## Begin TASK MATERIAL
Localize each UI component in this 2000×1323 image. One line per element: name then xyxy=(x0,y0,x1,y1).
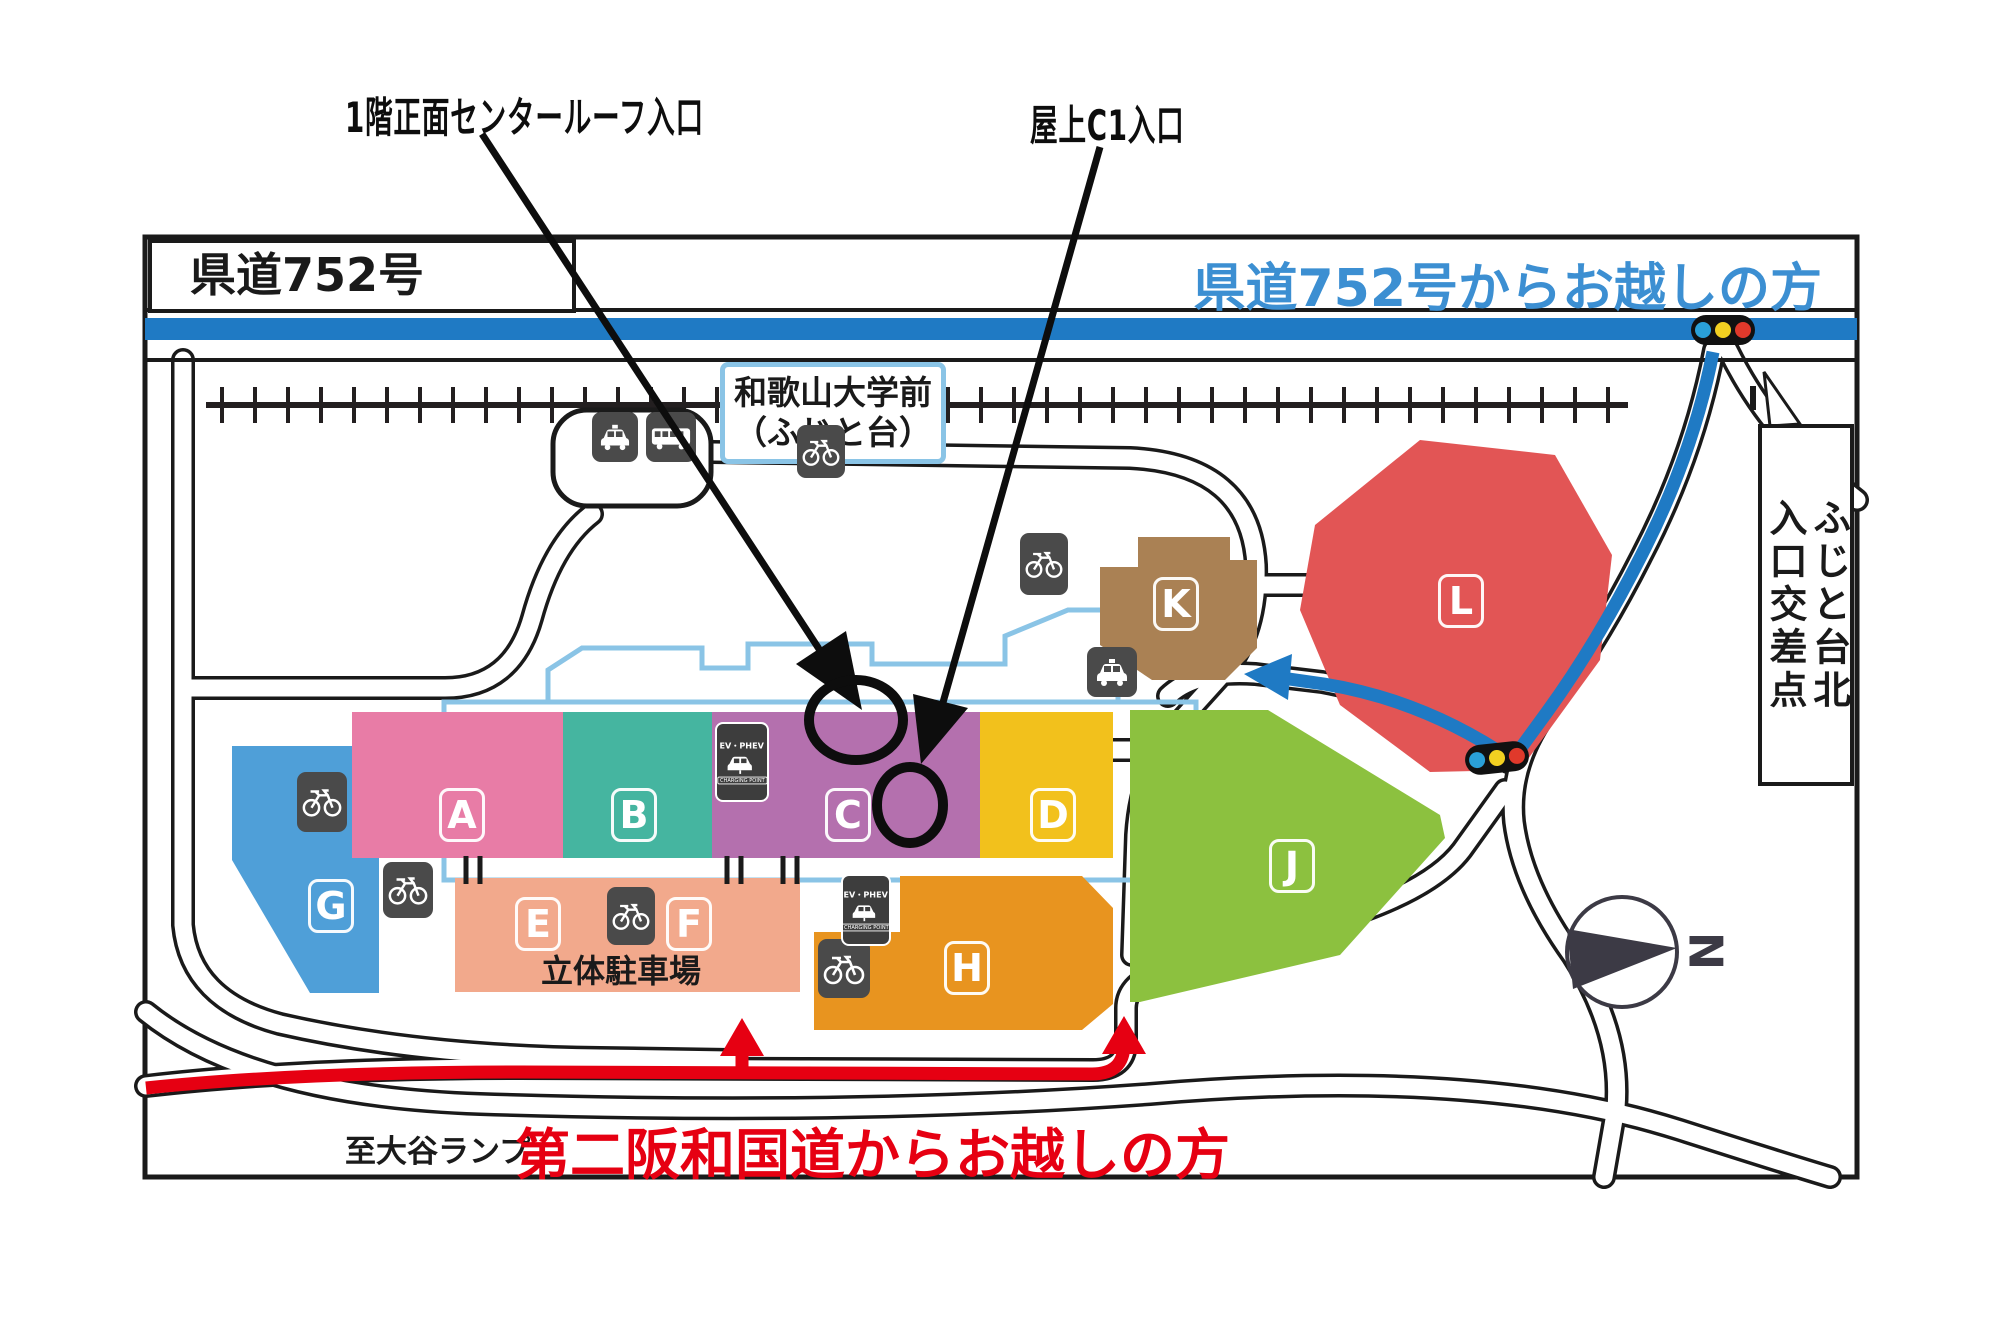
block-f-label: F xyxy=(666,897,712,951)
bicycle-icon xyxy=(1020,533,1068,595)
taxi-icon xyxy=(592,412,638,462)
access-map: 1階正面センタールーフ入口 屋上C1入口 県道752号 県道752号からお越しの… xyxy=(0,0,2000,1323)
callout-tail xyxy=(1764,372,1800,426)
ev-title: EV・PHEV xyxy=(720,740,764,752)
route752-label: 県道752号 xyxy=(152,243,572,307)
red-route-title: 第二阪和国道からお越しの方 xyxy=(515,1110,1230,1190)
traffic-light-icon xyxy=(1464,740,1531,777)
station-name: 和歌山大学前 xyxy=(734,373,932,413)
entrance2-marker-circle xyxy=(877,767,943,843)
road-topleft-horizontal xyxy=(183,514,592,688)
intersection-callout: 入口交差点 ふじと台北 xyxy=(1758,424,1854,786)
road-network xyxy=(146,350,1857,1177)
block-a-label: A xyxy=(439,788,485,842)
bus-icon xyxy=(646,412,696,462)
traffic-light-icon xyxy=(1691,315,1755,345)
ev-charging-icon: EV・PHEV CHARGING POINT xyxy=(841,874,891,946)
taxi-icon xyxy=(1087,647,1137,697)
ev-title: EV・PHEV xyxy=(844,889,888,901)
driveway-stubs xyxy=(466,856,797,884)
red-route-arrowhead-west xyxy=(720,1018,764,1056)
route752-road xyxy=(145,318,1857,340)
road-between-l-and-j xyxy=(1168,673,1508,762)
compass xyxy=(1567,897,1677,1007)
block-c-label: C xyxy=(825,788,871,842)
block-j-label: J xyxy=(1269,839,1315,893)
blue-route xyxy=(1244,352,1713,760)
road-topleft-horizontal xyxy=(183,514,592,688)
entrance1-arrowhead xyxy=(796,631,862,710)
entrance2-leader-line xyxy=(942,147,1100,706)
road-station-east xyxy=(712,452,1256,955)
bicycle-icon xyxy=(797,425,845,478)
red-route-arrowhead-east xyxy=(1102,1016,1146,1054)
blue-route-title: 県道752号からお越しの方 xyxy=(1000,246,1822,321)
ev-subtitle: CHARGING POINT xyxy=(717,777,767,785)
map-frame xyxy=(145,237,1857,1177)
road-between-l-and-j xyxy=(1168,673,1508,762)
blue-route-arrowhead xyxy=(1244,654,1292,700)
block-g-label: G xyxy=(308,879,354,933)
road-station-east xyxy=(712,452,1256,955)
callout-left-column: 入口交差点 xyxy=(1763,498,1805,713)
block-l-label: L xyxy=(1438,574,1484,628)
parking-garage-label: 立体駐車場 xyxy=(536,946,706,992)
mall-outline xyxy=(444,610,1196,880)
bicycle-icon xyxy=(607,887,655,945)
entrance1-label: 1階正面センタールーフ入口 xyxy=(345,84,704,145)
block-k-label: K xyxy=(1153,577,1199,631)
entrance2-label: 屋上C1入口 xyxy=(1030,92,1184,153)
entrance1-marker-circle xyxy=(809,680,903,760)
ev-subtitle: CHARGING POINT xyxy=(841,924,891,932)
ev-charging-icon: EV・PHEV CHARGING POINT xyxy=(715,722,769,802)
ramp-label: 至大谷ランプ xyxy=(345,1126,530,1171)
block-d-label: D xyxy=(1030,788,1076,842)
bicycle-icon xyxy=(297,772,347,832)
parking-blocks xyxy=(232,440,1612,1030)
route752-label-box: 県道752号 xyxy=(148,239,576,313)
red-route xyxy=(146,1016,1146,1088)
bicycle-icon xyxy=(818,939,870,998)
bicycle-icon xyxy=(383,862,433,918)
road-east-diagonal xyxy=(1513,350,1714,1177)
entrance2-arrowhead xyxy=(913,694,968,764)
callout-right-column: ふじと台北 xyxy=(1807,498,1849,713)
block-e-label: E xyxy=(515,897,561,951)
road-east-diagonal xyxy=(1513,350,1714,1177)
compass-needle xyxy=(1567,929,1677,989)
block-h-label: H xyxy=(944,941,990,995)
compass-n-label: N xyxy=(1678,932,1732,971)
block-b-label: B xyxy=(611,788,657,842)
intersection-mark xyxy=(1750,386,1756,410)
## End TASK MATERIAL
Rewrite the material with "traffic-light-icon" replaced by "signal-icon" everywhere, changing nothing else. Leave the pictures out.

Localize each UI component in this 2000×1323 image. One line per element: name then xyxy=(x0,y0,x1,y1).
block-f-label: F xyxy=(666,897,712,951)
bicycle-icon xyxy=(1020,533,1068,595)
taxi-icon xyxy=(592,412,638,462)
access-map: 1階正面センタールーフ入口 屋上C1入口 県道752号 県道752号からお越しの… xyxy=(0,0,2000,1323)
callout-tail xyxy=(1764,372,1800,426)
ev-title: EV・PHEV xyxy=(720,740,764,752)
route752-label: 県道752号 xyxy=(152,243,572,307)
red-route-title: 第二阪和国道からお越しの方 xyxy=(515,1110,1230,1190)
signal-icon xyxy=(1464,740,1531,777)
station-name: 和歌山大学前 xyxy=(734,373,932,413)
entrance2-marker-circle xyxy=(877,767,943,843)
road-topleft-horizontal xyxy=(183,514,592,688)
intersection-callout: 入口交差点 ふじと台北 xyxy=(1758,424,1854,786)
road-network xyxy=(146,350,1857,1177)
block-a-label: A xyxy=(439,788,485,842)
bus-icon xyxy=(646,412,696,462)
signal-icon xyxy=(1691,315,1755,345)
ev-charging-icon: EV・PHEV CHARGING POINT xyxy=(841,874,891,946)
taxi-icon xyxy=(1087,647,1137,697)
ev-title: EV・PHEV xyxy=(844,889,888,901)
driveway-stubs xyxy=(466,856,797,884)
red-route-arrowhead-west xyxy=(720,1018,764,1056)
route752-road xyxy=(145,318,1857,340)
road-between-l-and-j xyxy=(1168,673,1508,762)
compass xyxy=(1567,897,1677,1007)
block-c-label: C xyxy=(825,788,871,842)
block-j-label: J xyxy=(1269,839,1315,893)
blue-route xyxy=(1244,352,1713,760)
road-topleft-horizontal xyxy=(183,514,592,688)
entrance1-arrowhead xyxy=(796,631,862,710)
entrance2-leader-line xyxy=(942,147,1100,706)
road-station-east xyxy=(712,452,1256,955)
bicycle-icon xyxy=(797,425,845,478)
red-route-arrowhead-east xyxy=(1102,1016,1146,1054)
blue-route-title: 県道752号からお越しの方 xyxy=(1000,246,1822,321)
ev-subtitle: CHARGING POINT xyxy=(717,777,767,785)
map-frame xyxy=(145,237,1857,1177)
road-between-l-and-j xyxy=(1168,673,1508,762)
blue-route-arrowhead xyxy=(1244,654,1292,700)
block-g-label: G xyxy=(308,879,354,933)
road-station-east xyxy=(712,452,1256,955)
callout-left-column: 入口交差点 xyxy=(1763,498,1805,713)
block-l-label: L xyxy=(1438,574,1484,628)
parking-garage-label: 立体駐車場 xyxy=(536,946,706,992)
mall-outline xyxy=(444,610,1196,880)
bicycle-icon xyxy=(607,887,655,945)
entrance1-label: 1階正面センタールーフ入口 xyxy=(345,84,704,145)
block-k-label: K xyxy=(1153,577,1199,631)
entrance2-label: 屋上C1入口 xyxy=(1030,92,1184,153)
entrance1-marker-circle xyxy=(809,680,903,760)
ev-subtitle: CHARGING POINT xyxy=(841,924,891,932)
ev-charging-icon: EV・PHEV CHARGING POINT xyxy=(715,722,769,802)
ramp-label: 至大谷ランプ xyxy=(345,1126,530,1171)
block-d-label: D xyxy=(1030,788,1076,842)
bicycle-icon xyxy=(297,772,347,832)
parking-blocks xyxy=(232,440,1612,1030)
route752-label-box: 県道752号 xyxy=(148,239,576,313)
red-route xyxy=(146,1016,1146,1088)
bicycle-icon xyxy=(818,939,870,998)
bicycle-icon xyxy=(383,862,433,918)
road-east-diagonal xyxy=(1513,350,1714,1177)
entrance2-arrowhead xyxy=(913,694,968,764)
callout-right-column: ふじと台北 xyxy=(1807,498,1849,713)
block-e-label: E xyxy=(515,897,561,951)
road-east-diagonal xyxy=(1513,350,1714,1177)
compass-needle xyxy=(1567,929,1677,989)
block-h-label: H xyxy=(944,941,990,995)
compass-n-label: N xyxy=(1678,932,1732,971)
block-b-label: B xyxy=(611,788,657,842)
intersection-mark xyxy=(1750,386,1756,410)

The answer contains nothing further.